- [To do]: Where a line in the listing contains the string "الخبير", copy that line out.

- [Exercise data]:
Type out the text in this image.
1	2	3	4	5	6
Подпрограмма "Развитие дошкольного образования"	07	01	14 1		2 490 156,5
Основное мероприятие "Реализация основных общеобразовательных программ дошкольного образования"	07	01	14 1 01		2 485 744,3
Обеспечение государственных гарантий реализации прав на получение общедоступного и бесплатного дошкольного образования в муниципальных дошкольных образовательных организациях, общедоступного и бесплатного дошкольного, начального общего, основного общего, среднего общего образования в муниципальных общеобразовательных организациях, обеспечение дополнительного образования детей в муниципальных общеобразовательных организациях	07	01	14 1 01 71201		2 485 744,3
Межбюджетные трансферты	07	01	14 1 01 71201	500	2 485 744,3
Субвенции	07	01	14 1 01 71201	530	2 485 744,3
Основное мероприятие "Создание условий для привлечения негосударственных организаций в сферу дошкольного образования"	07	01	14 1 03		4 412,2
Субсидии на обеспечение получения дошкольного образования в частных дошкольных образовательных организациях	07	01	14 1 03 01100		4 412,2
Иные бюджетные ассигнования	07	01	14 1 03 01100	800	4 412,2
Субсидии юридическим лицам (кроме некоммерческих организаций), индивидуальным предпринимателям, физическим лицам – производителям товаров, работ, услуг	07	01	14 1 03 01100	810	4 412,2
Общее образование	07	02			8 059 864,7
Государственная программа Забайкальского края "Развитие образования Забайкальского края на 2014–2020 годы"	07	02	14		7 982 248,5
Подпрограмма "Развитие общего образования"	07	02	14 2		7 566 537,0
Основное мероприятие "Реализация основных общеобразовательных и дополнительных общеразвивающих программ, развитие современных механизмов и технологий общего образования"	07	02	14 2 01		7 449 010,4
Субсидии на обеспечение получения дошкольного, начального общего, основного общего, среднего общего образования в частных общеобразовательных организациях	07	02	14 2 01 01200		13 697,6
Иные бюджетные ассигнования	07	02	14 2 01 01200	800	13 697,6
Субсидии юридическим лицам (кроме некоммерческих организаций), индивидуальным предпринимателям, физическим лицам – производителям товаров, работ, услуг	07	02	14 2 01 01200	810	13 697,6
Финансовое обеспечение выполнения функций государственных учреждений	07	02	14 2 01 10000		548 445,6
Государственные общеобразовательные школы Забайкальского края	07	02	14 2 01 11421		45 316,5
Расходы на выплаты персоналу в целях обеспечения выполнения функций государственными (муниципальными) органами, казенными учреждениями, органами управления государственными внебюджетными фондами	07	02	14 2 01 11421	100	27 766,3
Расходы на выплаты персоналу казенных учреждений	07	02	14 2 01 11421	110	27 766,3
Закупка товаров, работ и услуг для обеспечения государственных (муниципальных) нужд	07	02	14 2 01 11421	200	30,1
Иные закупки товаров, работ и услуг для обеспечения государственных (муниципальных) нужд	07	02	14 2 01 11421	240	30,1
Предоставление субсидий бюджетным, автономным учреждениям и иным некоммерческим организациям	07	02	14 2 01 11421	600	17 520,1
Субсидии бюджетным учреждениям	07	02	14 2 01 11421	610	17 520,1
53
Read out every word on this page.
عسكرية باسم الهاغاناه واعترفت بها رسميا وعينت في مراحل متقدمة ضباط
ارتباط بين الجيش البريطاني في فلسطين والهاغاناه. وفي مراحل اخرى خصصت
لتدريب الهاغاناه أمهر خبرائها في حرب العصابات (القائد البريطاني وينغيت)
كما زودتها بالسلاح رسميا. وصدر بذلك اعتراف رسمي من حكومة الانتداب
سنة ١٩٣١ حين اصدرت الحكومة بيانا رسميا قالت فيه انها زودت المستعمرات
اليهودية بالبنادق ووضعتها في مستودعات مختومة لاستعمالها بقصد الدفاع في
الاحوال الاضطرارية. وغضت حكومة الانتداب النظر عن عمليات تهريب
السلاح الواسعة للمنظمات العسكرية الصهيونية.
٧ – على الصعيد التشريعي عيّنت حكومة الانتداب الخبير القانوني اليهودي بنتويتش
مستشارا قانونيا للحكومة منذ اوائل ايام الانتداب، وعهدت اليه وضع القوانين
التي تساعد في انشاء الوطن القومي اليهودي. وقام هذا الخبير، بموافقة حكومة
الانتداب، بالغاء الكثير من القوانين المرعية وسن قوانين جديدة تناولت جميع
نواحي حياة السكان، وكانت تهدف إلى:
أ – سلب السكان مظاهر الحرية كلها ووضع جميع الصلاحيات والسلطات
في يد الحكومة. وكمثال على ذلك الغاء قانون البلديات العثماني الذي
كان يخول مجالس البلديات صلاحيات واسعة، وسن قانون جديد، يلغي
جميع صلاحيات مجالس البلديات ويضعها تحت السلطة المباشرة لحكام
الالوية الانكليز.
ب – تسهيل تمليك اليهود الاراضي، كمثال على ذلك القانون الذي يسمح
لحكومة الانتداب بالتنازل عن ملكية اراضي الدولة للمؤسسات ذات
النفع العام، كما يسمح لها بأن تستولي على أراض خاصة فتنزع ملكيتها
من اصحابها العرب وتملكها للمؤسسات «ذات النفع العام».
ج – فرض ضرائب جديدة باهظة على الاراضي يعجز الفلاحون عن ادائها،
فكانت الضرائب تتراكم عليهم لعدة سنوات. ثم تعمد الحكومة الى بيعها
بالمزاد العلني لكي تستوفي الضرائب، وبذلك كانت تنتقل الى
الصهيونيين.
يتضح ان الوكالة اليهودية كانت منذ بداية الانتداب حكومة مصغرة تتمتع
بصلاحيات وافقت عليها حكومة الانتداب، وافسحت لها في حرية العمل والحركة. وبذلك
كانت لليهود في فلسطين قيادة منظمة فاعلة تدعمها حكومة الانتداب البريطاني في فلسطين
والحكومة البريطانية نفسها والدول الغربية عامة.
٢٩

--

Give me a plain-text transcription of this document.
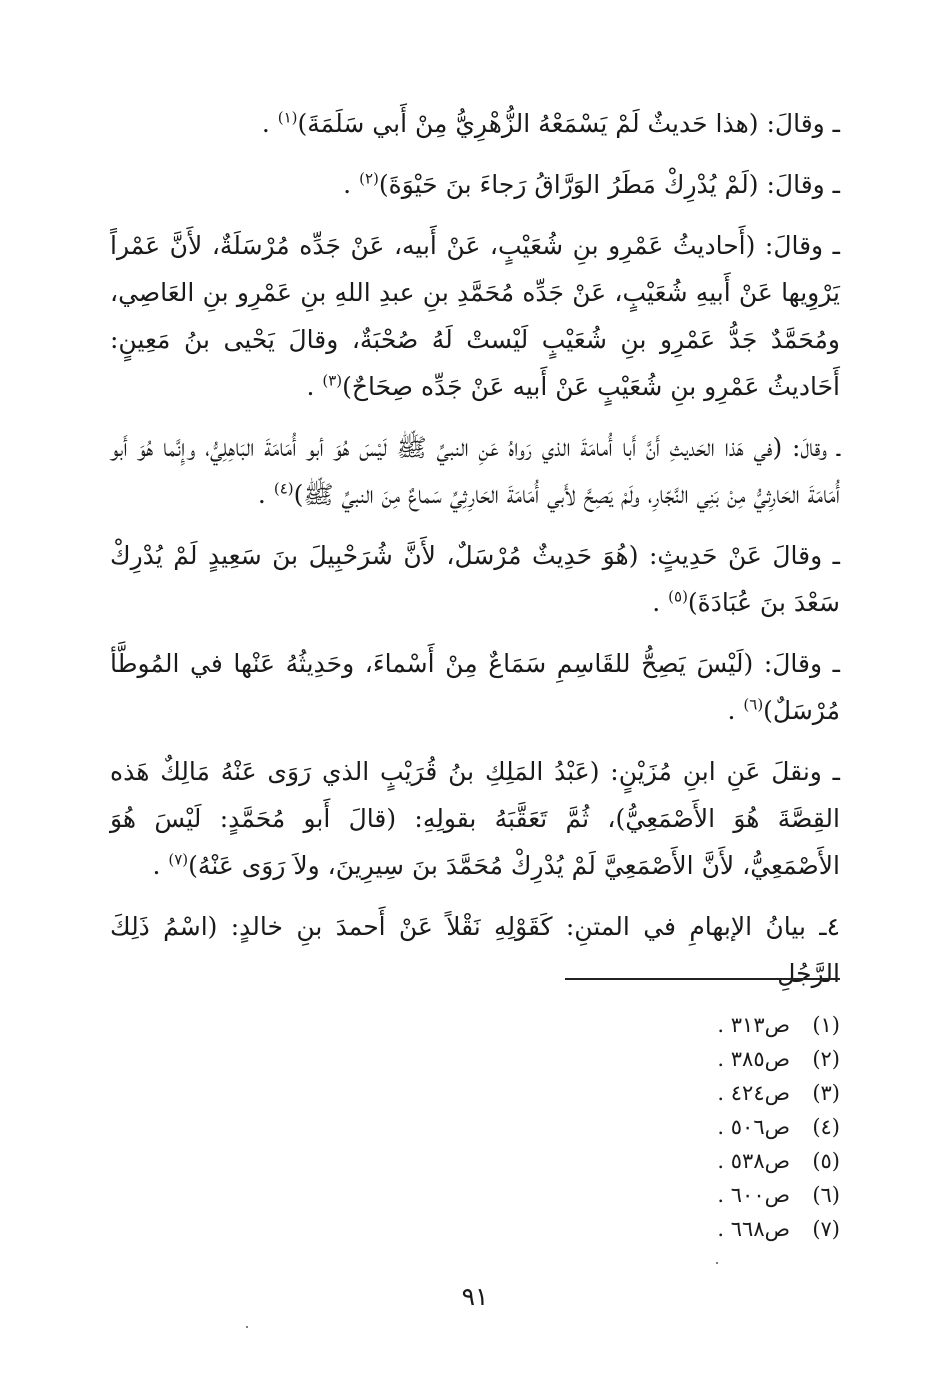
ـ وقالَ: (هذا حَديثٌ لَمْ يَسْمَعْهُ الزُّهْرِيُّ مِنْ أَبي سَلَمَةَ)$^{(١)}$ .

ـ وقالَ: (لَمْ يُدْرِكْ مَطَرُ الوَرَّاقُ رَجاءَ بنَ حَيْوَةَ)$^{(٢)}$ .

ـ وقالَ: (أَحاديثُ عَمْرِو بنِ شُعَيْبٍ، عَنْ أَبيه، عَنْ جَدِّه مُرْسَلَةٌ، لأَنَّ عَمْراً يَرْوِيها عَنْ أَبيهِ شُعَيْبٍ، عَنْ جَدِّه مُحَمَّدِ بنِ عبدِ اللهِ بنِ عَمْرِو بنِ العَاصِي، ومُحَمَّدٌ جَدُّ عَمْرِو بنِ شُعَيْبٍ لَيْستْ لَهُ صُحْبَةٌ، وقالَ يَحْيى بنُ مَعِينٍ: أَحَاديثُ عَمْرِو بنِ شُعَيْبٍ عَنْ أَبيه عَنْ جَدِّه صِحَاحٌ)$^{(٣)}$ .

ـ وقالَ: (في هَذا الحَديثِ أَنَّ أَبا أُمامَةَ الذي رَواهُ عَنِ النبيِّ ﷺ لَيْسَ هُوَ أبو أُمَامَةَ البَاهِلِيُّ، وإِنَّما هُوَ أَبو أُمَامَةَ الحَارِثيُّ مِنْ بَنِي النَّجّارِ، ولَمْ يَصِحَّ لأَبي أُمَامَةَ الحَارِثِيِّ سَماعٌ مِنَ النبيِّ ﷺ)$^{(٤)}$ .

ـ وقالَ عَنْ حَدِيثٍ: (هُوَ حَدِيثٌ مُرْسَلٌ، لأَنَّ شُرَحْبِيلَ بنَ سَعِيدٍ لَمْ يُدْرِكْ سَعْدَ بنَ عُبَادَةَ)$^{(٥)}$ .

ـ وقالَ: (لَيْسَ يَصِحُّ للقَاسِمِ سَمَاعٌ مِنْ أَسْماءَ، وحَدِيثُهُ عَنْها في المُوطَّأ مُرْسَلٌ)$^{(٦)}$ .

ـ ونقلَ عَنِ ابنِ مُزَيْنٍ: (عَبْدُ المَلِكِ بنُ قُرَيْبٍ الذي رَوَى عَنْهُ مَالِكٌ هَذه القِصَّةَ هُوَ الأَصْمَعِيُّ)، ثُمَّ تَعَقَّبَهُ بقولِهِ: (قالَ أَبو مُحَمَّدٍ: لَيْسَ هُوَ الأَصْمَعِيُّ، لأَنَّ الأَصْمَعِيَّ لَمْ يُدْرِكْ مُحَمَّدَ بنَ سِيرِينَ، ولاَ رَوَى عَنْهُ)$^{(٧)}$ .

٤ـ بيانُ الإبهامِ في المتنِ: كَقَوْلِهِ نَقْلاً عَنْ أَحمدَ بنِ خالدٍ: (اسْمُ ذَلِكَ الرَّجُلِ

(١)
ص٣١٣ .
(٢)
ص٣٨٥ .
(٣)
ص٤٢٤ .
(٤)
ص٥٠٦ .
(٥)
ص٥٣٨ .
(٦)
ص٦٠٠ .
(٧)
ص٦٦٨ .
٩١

- [Expected output]:
٧ – على الصعيد التشريعي عيّنت حكومة الانتداب الخبير القانوني اليهودي بنتويتش
التي تساعد في انشاء الوطن القومي اليهودي. وقام هذا الخبير، بموافقة حكومة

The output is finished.